§ **Task to complete**
Copy out the listing that follows exactly, dropping every picture.

Collected data:
>> BEGIN

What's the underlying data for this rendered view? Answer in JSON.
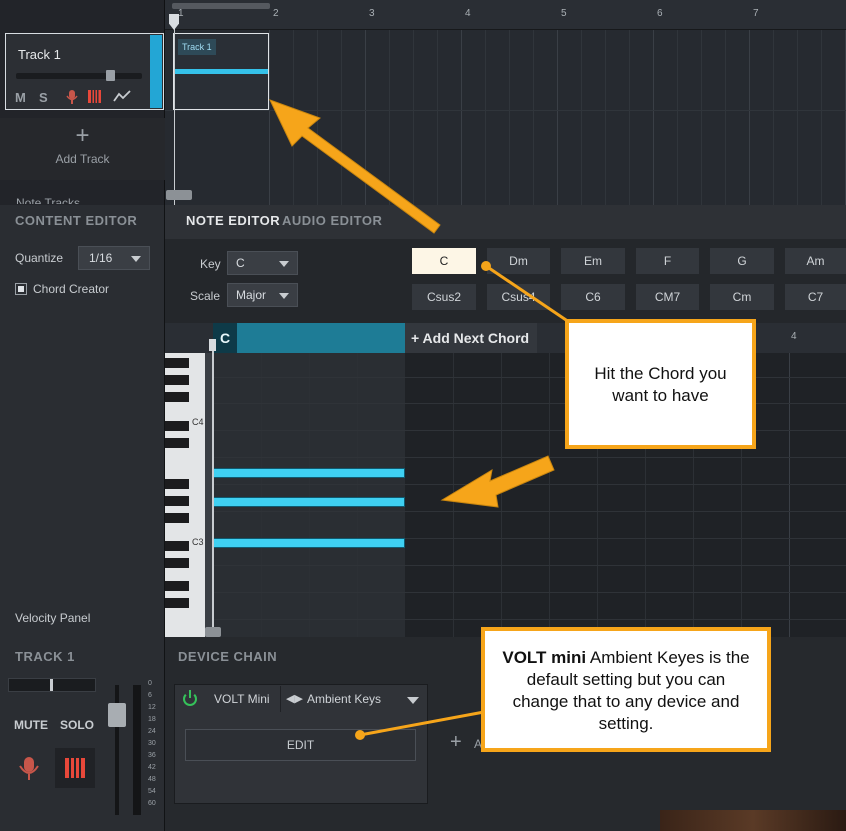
{
  "tracks": {
    "items": [
      {
        "name": "Track 1",
        "buttons": [
          "M",
          "S"
        ]
      }
    ],
    "add_track_label": "Add Track",
    "hidden_track_label": "Note Tracks"
  },
  "arrange": {
    "ruler": [
      "1",
      "2",
      "3",
      "4",
      "5",
      "6",
      "7"
    ],
    "clip_label": "Track 1"
  },
  "content_editor": {
    "title": "CONTENT EDITOR",
    "quantize_label": "Quantize",
    "quantize_value": "1/16",
    "chord_creator_label": "Chord Creator",
    "velocity_label": "Velocity Panel"
  },
  "editor_tabs": {
    "note": "NOTE EDITOR",
    "audio": "AUDIO EDITOR"
  },
  "chord_creator": {
    "key_label": "Key",
    "key_value": "C",
    "scale_label": "Scale",
    "scale_value": "Major",
    "row1": [
      "C",
      "Dm",
      "Em",
      "F",
      "G",
      "Am"
    ],
    "row2": [
      "Csus2",
      "Csus4",
      "C6",
      "CM7",
      "Cm",
      "C7"
    ],
    "active": "C"
  },
  "piano_roll": {
    "chord_label": "C",
    "add_next_label": "+ Add Next Chord",
    "bar_4_label": "4",
    "octave_labels": [
      "C4",
      "C3"
    ]
  },
  "mixer": {
    "title": "TRACK 1",
    "mute_label": "MUTE",
    "solo_label": "SOLO",
    "db_ticks": [
      "0",
      "6",
      "12",
      "18",
      "24",
      "30",
      "36",
      "42",
      "48",
      "54",
      "60"
    ]
  },
  "device_chain": {
    "title": "DEVICE CHAIN",
    "device_name": "VOLT Mini",
    "preset": "Ambient Keys",
    "edit_label": "EDIT",
    "add_label": "A"
  },
  "callouts": {
    "chord_text": "Hit the Chord you want to have",
    "volt_bold": "VOLT mini",
    "volt_rest": " Ambient Keyes is the default setting but you can change that to any device and setting."
  },
  "colors": {
    "accent": "#23a6d5",
    "note": "#3fd0f2",
    "callout_border": "#f6a51a",
    "active_chord": "#fdf6e6"
  }
}
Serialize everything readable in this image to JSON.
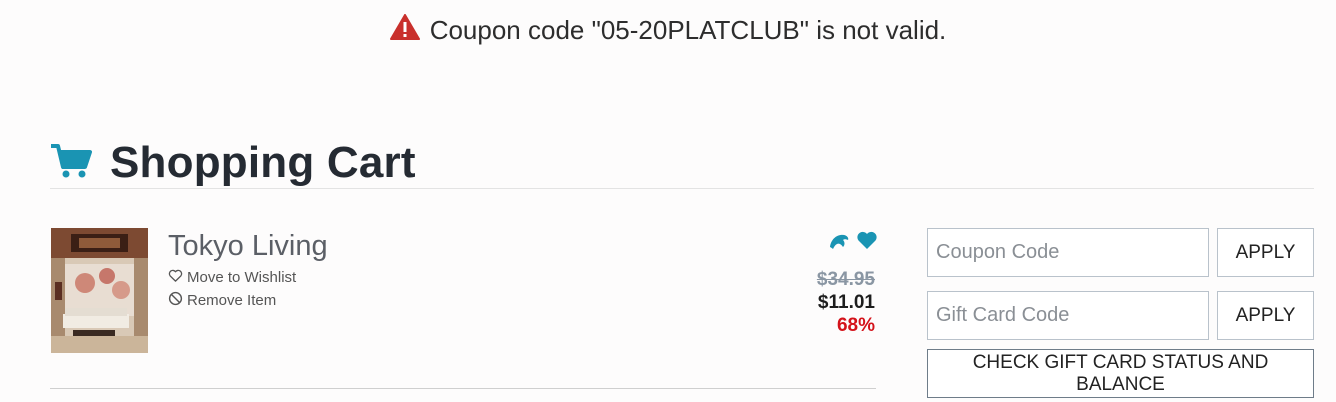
{
  "alert": {
    "icon": "warning-icon",
    "icon_color": "#c9302c",
    "message": "Coupon code \"05-20PLATCLUB\" is not valid."
  },
  "header": {
    "icon": "shopping-cart-icon",
    "icon_color": "#1a94b3",
    "title": "Shopping Cart"
  },
  "cart": {
    "items": [
      {
        "title": "Tokyo Living",
        "thumbnail": "room-scene-image",
        "move_to_wishlist": "Move to Wishlist",
        "remove_item": "Remove Item",
        "badges": [
          "dolphin-icon",
          "heart-icon"
        ],
        "price_original": "$34.95",
        "price_current": "$11.01",
        "discount": "68%"
      }
    ]
  },
  "sidebar": {
    "coupon_placeholder": "Coupon Code",
    "coupon_value": "",
    "coupon_apply": "APPLY",
    "gift_placeholder": "Gift Card Code",
    "gift_value": "",
    "gift_apply": "APPLY",
    "check_gift": "CHECK GIFT CARD STATUS AND BALANCE"
  },
  "colors": {
    "accent": "#1a94b3",
    "discount": "#d4121a",
    "old_price": "#8a96a3"
  }
}
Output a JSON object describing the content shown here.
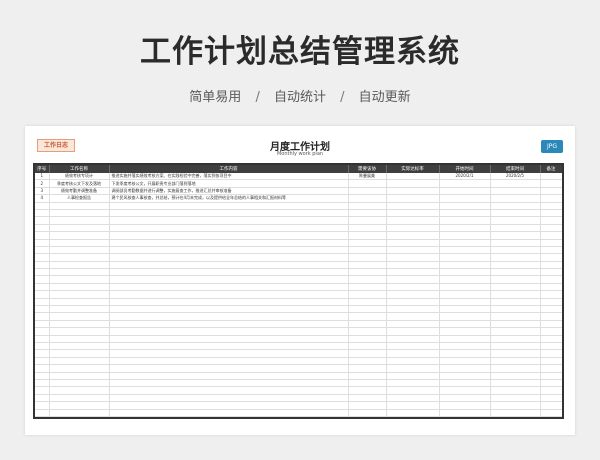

>> END

§ **Problem solution**
What's the underlying data for this rendered view? Answer in JSON.
{
  "tracks": {
    "items": [
      {
        "name": "Track 1",
        "buttons": [
          "M",
          "S"
        ]
      }
    ],
    "add_track_label": "Add Track",
    "hidden_track_label": "Note Tracks"
  },
  "arrange": {
    "ruler": [
      "1",
      "2",
      "3",
      "4",
      "5",
      "6",
      "7"
    ],
    "clip_label": "Track 1"
  },
  "content_editor": {
    "title": "CONTENT EDITOR",
    "quantize_label": "Quantize",
    "quantize_value": "1/16",
    "chord_creator_label": "Chord Creator",
    "velocity_label": "Velocity Panel"
  },
  "editor_tabs": {
    "note": "NOTE EDITOR",
    "audio": "AUDIO EDITOR"
  },
  "chord_creator": {
    "key_label": "Key",
    "key_value": "C",
    "scale_label": "Scale",
    "scale_value": "Major",
    "row1": [
      "C",
      "Dm",
      "Em",
      "F",
      "G",
      "Am"
    ],
    "row2": [
      "Csus2",
      "Csus4",
      "C6",
      "CM7",
      "Cm",
      "C7"
    ],
    "active": "C"
  },
  "piano_roll": {
    "chord_label": "C",
    "add_next_label": "+ Add Next Chord",
    "bar_4_label": "4",
    "octave_labels": [
      "C4",
      "C3"
    ]
  },
  "mixer": {
    "title": "TRACK 1",
    "mute_label": "MUTE",
    "solo_label": "SOLO",
    "db_ticks": [
      "0",
      "6",
      "12",
      "18",
      "24",
      "30",
      "36",
      "42",
      "48",
      "54",
      "60"
    ]
  },
  "device_chain": {
    "title": "DEVICE CHAIN",
    "device_name": "VOLT Mini",
    "preset": "Ambient Keys",
    "edit_label": "EDIT",
    "add_label": "A"
  },
  "callouts": {
    "chord_text": "Hit the Chord you want to have",
    "volt_bold": "VOLT mini",
    "volt_rest": " Ambient Keyes is the default setting but you can change that to any device and setting."
  },
  "colors": {
    "accent": "#23a6d5",
    "note": "#3fd0f2",
    "callout_border": "#f6a51a",
    "active_chord": "#fdf6e6"
  }
}
Serialize everything readable in this image to JSON.
{
  "alert": {
    "icon": "warning-icon",
    "icon_color": "#c9302c",
    "message": "Coupon code \"05-20PLATCLUB\" is not valid."
  },
  "header": {
    "icon": "shopping-cart-icon",
    "icon_color": "#1a94b3",
    "title": "Shopping Cart"
  },
  "cart": {
    "items": [
      {
        "title": "Tokyo Living",
        "thumbnail": "room-scene-image",
        "move_to_wishlist": "Move to Wishlist",
        "remove_item": "Remove Item",
        "badges": [
          "dolphin-icon",
          "heart-icon"
        ],
        "price_original": "$34.95",
        "price_current": "$11.01",
        "discount": "68%"
      }
    ]
  },
  "sidebar": {
    "coupon_placeholder": "Coupon Code",
    "coupon_value": "",
    "coupon_apply": "APPLY",
    "gift_placeholder": "Gift Card Code",
    "gift_value": "",
    "gift_apply": "APPLY",
    "check_gift": "CHECK GIFT CARD STATUS AND BALANCE"
  },
  "colors": {
    "accent": "#1a94b3",
    "discount": "#d4121a",
    "old_price": "#8a96a3"
  }
}
Output a JSON object describing the content shown here.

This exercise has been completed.